Excerpts from a figure dataset:
========================================================================
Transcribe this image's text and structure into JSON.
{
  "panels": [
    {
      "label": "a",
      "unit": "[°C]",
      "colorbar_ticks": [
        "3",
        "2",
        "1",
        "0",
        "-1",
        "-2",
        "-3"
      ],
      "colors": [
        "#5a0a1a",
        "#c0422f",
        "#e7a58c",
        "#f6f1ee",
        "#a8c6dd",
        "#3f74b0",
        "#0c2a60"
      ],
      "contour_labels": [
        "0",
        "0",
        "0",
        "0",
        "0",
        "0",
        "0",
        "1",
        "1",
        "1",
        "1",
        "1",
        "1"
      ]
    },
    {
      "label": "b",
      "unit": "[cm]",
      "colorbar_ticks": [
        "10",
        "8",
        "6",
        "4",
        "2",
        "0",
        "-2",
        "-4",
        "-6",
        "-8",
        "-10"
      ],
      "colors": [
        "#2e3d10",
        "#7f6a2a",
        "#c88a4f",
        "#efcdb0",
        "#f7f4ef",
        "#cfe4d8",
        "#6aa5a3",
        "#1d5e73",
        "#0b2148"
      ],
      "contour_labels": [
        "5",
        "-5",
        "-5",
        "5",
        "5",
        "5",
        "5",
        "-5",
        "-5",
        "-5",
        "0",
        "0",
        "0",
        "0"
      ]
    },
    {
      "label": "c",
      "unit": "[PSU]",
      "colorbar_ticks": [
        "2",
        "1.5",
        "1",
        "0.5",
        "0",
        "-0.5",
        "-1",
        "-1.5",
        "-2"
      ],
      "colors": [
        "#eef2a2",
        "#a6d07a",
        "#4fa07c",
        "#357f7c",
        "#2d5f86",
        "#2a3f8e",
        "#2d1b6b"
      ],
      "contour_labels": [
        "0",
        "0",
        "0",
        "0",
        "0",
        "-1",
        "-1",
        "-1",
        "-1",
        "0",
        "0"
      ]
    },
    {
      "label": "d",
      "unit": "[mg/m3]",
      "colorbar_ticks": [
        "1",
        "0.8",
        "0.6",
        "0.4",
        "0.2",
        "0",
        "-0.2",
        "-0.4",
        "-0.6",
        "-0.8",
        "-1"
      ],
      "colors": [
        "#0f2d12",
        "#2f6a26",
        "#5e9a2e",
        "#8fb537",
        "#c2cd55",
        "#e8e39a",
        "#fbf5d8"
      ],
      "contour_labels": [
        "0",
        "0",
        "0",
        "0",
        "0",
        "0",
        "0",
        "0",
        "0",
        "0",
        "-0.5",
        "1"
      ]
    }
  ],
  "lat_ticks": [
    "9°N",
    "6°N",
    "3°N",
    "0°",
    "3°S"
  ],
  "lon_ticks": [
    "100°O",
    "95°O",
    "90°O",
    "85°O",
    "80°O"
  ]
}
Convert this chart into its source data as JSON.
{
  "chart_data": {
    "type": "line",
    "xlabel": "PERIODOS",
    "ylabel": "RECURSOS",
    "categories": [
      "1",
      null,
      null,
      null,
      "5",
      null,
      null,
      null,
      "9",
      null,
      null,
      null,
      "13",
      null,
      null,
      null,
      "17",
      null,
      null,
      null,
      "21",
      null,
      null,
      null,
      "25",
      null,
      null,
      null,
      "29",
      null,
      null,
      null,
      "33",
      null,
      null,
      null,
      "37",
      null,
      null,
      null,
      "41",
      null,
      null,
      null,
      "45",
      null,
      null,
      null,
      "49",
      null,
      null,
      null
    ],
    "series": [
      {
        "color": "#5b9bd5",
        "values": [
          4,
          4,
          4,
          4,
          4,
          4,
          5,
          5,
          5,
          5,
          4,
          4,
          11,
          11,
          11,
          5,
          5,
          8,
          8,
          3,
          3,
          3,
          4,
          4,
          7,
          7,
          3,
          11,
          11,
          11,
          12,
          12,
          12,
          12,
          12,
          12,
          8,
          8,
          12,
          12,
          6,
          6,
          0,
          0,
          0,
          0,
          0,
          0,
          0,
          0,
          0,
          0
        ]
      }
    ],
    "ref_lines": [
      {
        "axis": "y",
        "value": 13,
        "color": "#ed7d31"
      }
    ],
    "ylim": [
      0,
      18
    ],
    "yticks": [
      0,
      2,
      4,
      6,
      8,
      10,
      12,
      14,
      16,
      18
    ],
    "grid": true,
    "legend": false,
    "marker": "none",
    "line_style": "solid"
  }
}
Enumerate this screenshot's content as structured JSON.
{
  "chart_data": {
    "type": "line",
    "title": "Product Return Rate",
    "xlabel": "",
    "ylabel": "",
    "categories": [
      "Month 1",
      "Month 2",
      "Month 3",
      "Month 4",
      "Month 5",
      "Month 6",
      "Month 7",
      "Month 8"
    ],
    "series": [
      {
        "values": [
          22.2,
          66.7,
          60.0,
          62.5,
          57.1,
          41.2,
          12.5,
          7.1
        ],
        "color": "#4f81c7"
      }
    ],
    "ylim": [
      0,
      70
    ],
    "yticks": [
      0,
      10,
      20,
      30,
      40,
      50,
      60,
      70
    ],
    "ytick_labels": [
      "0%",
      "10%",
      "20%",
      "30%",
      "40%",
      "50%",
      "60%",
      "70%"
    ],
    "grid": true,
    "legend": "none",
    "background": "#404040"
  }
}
========================================================================
_PROMPT_
From the records above, report the count of lines containing "into" and nothing more.

_FINAL RESULT_
2